──────── SUPPLIED DATA ────────

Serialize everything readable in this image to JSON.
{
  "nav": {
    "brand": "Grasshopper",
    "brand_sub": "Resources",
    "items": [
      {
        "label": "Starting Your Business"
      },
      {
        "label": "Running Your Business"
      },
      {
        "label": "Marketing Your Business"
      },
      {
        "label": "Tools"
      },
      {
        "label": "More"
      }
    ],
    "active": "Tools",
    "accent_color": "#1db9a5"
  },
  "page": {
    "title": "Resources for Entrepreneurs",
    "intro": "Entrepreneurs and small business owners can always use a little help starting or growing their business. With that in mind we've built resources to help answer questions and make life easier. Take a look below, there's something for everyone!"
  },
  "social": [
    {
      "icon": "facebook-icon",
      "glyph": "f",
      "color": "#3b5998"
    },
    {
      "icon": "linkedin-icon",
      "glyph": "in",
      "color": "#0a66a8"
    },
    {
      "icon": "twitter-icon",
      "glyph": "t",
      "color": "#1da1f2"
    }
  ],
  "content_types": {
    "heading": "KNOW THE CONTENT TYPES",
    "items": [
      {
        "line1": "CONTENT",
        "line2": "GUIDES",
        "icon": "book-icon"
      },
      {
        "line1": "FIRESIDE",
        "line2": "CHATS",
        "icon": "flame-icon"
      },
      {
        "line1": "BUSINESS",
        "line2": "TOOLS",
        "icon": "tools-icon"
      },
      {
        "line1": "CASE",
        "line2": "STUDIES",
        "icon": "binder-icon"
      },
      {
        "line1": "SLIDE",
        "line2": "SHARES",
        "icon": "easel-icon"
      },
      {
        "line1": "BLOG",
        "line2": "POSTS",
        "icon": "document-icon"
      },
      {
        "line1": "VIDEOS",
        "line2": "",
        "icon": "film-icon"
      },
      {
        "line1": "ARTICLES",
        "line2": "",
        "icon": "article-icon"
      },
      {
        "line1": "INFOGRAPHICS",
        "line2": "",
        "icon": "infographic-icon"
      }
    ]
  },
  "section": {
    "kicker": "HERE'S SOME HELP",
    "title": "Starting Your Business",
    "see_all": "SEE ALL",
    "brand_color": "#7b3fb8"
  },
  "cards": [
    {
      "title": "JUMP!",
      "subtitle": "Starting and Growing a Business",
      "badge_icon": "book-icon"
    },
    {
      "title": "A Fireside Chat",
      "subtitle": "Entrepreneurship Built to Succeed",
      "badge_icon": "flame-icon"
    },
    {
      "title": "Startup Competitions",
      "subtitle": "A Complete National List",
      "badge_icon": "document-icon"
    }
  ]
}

────────

PROBLEM TO SOLVE: Copy out all the entries shown above, character for character.

COMPLETE ANSWER:
Serialize everything readable in this image to JSON.
{
  "nav": {
    "brand": "Grasshopper",
    "brand_sub": "Resources",
    "items": [
      {
        "label": "Starting Your Business"
      },
      {
        "label": "Running Your Business"
      },
      {
        "label": "Marketing Your Business"
      },
      {
        "label": "Tools"
      },
      {
        "label": "More"
      }
    ],
    "active": "Tools",
    "accent_color": "#1db9a5"
  },
  "page": {
    "title": "Resources for Entrepreneurs",
    "intro": "Entrepreneurs and small business owners can always use a little help starting or growing their business. With that in mind we've built resources to help answer questions and make life easier. Take a look below, there's something for everyone!"
  },
  "social": [
    {
      "icon": "facebook-icon",
      "glyph": "f",
      "color": "#3b5998"
    },
    {
      "icon": "linkedin-icon",
      "glyph": "in",
      "color": "#0a66a8"
    },
    {
      "icon": "twitter-icon",
      "glyph": "t",
      "color": "#1da1f2"
    }
  ],
  "content_types": {
    "heading": "KNOW THE CONTENT TYPES",
    "items": [
      {
        "line1": "CONTENT",
        "line2": "GUIDES",
        "icon": "book-icon"
      },
      {
        "line1": "FIRESIDE",
        "line2": "CHATS",
        "icon": "flame-icon"
      },
      {
        "line1": "BUSINESS",
        "line2": "TOOLS",
        "icon": "tools-icon"
      },
      {
        "line1": "CASE",
        "line2": "STUDIES",
        "icon": "binder-icon"
      },
      {
        "line1": "SLIDE",
        "line2": "SHARES",
        "icon": "easel-icon"
      },
      {
        "line1": "BLOG",
        "line2": "POSTS",
        "icon": "document-icon"
      },
      {
        "line1": "VIDEOS",
        "line2": "",
        "icon": "film-icon"
      },
      {
        "line1": "ARTICLES",
        "line2": "",
        "icon": "article-icon"
      },
      {
        "line1": "INFOGRAPHICS",
        "line2": "",
        "icon": "infographic-icon"
      }
    ]
  },
  "section": {
    "kicker": "HERE'S SOME HELP",
    "title": "Starting Your Business",
    "see_all": "SEE ALL",
    "brand_color": "#7b3fb8"
  },
  "cards": [
    {
      "title": "JUMP!",
      "subtitle": "Starting and Growing a Business",
      "badge_icon": "book-icon"
    },
    {
      "title": "A Fireside Chat",
      "subtitle": "Entrepreneurship Built to Succeed",
      "badge_icon": "flame-icon"
    },
    {
      "title": "Startup Competitions",
      "subtitle": "A Complete National List",
      "badge_icon": "document-icon"
    }
  ]
}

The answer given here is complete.